begin

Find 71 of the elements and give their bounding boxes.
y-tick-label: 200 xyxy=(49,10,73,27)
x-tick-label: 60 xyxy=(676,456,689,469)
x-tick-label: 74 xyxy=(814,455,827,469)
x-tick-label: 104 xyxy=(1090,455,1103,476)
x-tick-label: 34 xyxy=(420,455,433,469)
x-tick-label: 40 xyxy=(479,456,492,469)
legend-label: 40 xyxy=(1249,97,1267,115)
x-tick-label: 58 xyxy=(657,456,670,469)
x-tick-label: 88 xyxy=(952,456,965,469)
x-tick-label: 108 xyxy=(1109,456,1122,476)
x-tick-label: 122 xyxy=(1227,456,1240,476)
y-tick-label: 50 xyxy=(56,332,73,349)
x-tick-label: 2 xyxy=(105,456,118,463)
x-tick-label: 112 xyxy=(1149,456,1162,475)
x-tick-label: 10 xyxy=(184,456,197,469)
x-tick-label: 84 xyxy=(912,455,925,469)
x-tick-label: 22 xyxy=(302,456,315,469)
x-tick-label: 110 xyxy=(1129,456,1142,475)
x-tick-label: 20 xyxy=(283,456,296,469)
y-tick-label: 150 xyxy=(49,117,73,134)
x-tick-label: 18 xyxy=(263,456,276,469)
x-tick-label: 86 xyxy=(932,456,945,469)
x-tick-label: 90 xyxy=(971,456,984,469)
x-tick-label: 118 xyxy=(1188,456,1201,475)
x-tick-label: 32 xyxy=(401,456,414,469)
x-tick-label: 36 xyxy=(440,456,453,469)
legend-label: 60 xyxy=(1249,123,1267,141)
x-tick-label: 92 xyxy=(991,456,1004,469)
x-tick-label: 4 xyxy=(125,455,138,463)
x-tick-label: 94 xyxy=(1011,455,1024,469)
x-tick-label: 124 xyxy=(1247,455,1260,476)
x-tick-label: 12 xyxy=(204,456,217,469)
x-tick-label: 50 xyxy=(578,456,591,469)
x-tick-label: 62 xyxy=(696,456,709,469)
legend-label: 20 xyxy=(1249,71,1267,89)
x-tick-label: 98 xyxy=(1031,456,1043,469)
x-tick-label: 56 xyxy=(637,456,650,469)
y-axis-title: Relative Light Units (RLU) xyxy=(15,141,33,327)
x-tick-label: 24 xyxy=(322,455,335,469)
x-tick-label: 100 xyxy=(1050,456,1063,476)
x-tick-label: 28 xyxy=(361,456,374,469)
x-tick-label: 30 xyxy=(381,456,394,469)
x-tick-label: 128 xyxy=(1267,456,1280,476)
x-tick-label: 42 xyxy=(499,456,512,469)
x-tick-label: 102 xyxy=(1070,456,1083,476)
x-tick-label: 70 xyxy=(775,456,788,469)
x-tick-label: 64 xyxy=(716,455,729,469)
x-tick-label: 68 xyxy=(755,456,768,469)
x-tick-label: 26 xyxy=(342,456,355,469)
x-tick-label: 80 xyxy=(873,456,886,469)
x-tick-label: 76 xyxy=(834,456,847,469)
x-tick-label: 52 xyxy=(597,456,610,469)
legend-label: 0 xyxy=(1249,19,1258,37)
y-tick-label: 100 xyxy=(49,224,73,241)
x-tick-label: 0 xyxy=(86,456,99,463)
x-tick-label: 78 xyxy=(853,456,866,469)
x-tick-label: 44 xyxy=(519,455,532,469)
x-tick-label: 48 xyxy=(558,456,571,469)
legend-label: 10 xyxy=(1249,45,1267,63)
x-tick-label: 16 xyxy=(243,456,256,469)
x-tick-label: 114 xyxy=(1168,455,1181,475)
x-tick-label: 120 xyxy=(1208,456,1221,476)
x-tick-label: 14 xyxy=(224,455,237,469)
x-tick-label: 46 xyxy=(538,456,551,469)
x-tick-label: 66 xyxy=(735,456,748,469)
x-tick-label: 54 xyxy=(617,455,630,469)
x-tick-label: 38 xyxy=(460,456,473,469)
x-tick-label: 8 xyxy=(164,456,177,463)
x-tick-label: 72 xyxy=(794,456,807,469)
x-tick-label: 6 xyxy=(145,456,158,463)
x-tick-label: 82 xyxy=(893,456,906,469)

end

- Problem requirements: Write out all of the data above, line by line, without changing anything.

- Answer to the problem:
Find 71 of the elements and give their bounding boxes.
y-tick-label: 200 xyxy=(49,10,73,27)
x-tick-label: 60 xyxy=(676,456,689,469)
x-tick-label: 74 xyxy=(814,455,827,469)
x-tick-label: 104 xyxy=(1090,455,1103,476)
x-tick-label: 34 xyxy=(420,455,433,469)
x-tick-label: 40 xyxy=(479,456,492,469)
legend-label: 40 xyxy=(1249,97,1267,115)
x-tick-label: 58 xyxy=(657,456,670,469)
x-tick-label: 88 xyxy=(952,456,965,469)
x-tick-label: 108 xyxy=(1109,456,1122,476)
x-tick-label: 122 xyxy=(1227,456,1240,476)
y-tick-label: 50 xyxy=(56,332,73,349)
x-tick-label: 2 xyxy=(105,456,118,463)
x-tick-label: 112 xyxy=(1149,456,1162,475)
x-tick-label: 10 xyxy=(184,456,197,469)
x-tick-label: 84 xyxy=(912,455,925,469)
x-tick-label: 22 xyxy=(302,456,315,469)
x-tick-label: 110 xyxy=(1129,456,1142,475)
x-tick-label: 20 xyxy=(283,456,296,469)
y-tick-label: 150 xyxy=(49,117,73,134)
x-tick-label: 18 xyxy=(263,456,276,469)
x-tick-label: 86 xyxy=(932,456,945,469)
x-tick-label: 90 xyxy=(971,456,984,469)
x-tick-label: 118 xyxy=(1188,456,1201,475)
x-tick-label: 32 xyxy=(401,456,414,469)
x-tick-label: 36 xyxy=(440,456,453,469)
legend-label: 60 xyxy=(1249,123,1267,141)
x-tick-label: 92 xyxy=(991,456,1004,469)
x-tick-label: 4 xyxy=(125,455,138,463)
x-tick-label: 94 xyxy=(1011,455,1024,469)
x-tick-label: 124 xyxy=(1247,455,1260,476)
x-tick-label: 12 xyxy=(204,456,217,469)
x-tick-label: 50 xyxy=(578,456,591,469)
x-tick-label: 62 xyxy=(696,456,709,469)
legend-label: 20 xyxy=(1249,71,1267,89)
x-tick-label: 98 xyxy=(1031,456,1043,469)
x-tick-label: 56 xyxy=(637,456,650,469)
y-axis-title: Relative Light Units (RLU) xyxy=(15,141,33,327)
x-tick-label: 24 xyxy=(322,455,335,469)
x-tick-label: 100 xyxy=(1050,456,1063,476)
x-tick-label: 28 xyxy=(361,456,374,469)
x-tick-label: 30 xyxy=(381,456,394,469)
x-tick-label: 128 xyxy=(1267,456,1280,476)
x-tick-label: 42 xyxy=(499,456,512,469)
x-tick-label: 102 xyxy=(1070,456,1083,476)
x-tick-label: 70 xyxy=(775,456,788,469)
x-tick-label: 64 xyxy=(716,455,729,469)
x-tick-label: 68 xyxy=(755,456,768,469)
x-tick-label: 26 xyxy=(342,456,355,469)
x-tick-label: 80 xyxy=(873,456,886,469)
x-tick-label: 76 xyxy=(834,456,847,469)
x-tick-label: 52 xyxy=(597,456,610,469)
legend-label: 0 xyxy=(1249,19,1258,37)
y-tick-label: 100 xyxy=(49,224,73,241)
x-tick-label: 0 xyxy=(86,456,99,463)
x-tick-label: 78 xyxy=(853,456,866,469)
x-tick-label: 44 xyxy=(519,455,532,469)
x-tick-label: 48 xyxy=(558,456,571,469)
legend-label: 10 xyxy=(1249,45,1267,63)
x-tick-label: 16 xyxy=(243,456,256,469)
x-tick-label: 114 xyxy=(1168,455,1181,475)
x-tick-label: 120 xyxy=(1208,456,1221,476)
x-tick-label: 14 xyxy=(224,455,237,469)
x-tick-label: 46 xyxy=(538,456,551,469)
x-tick-label: 66 xyxy=(735,456,748,469)
x-tick-label: 54 xyxy=(617,455,630,469)
x-tick-label: 38 xyxy=(460,456,473,469)
x-tick-label: 8 xyxy=(164,456,177,463)
x-tick-label: 72 xyxy=(794,456,807,469)
x-tick-label: 6 xyxy=(145,456,158,463)
x-tick-label: 82 xyxy=(893,456,906,469)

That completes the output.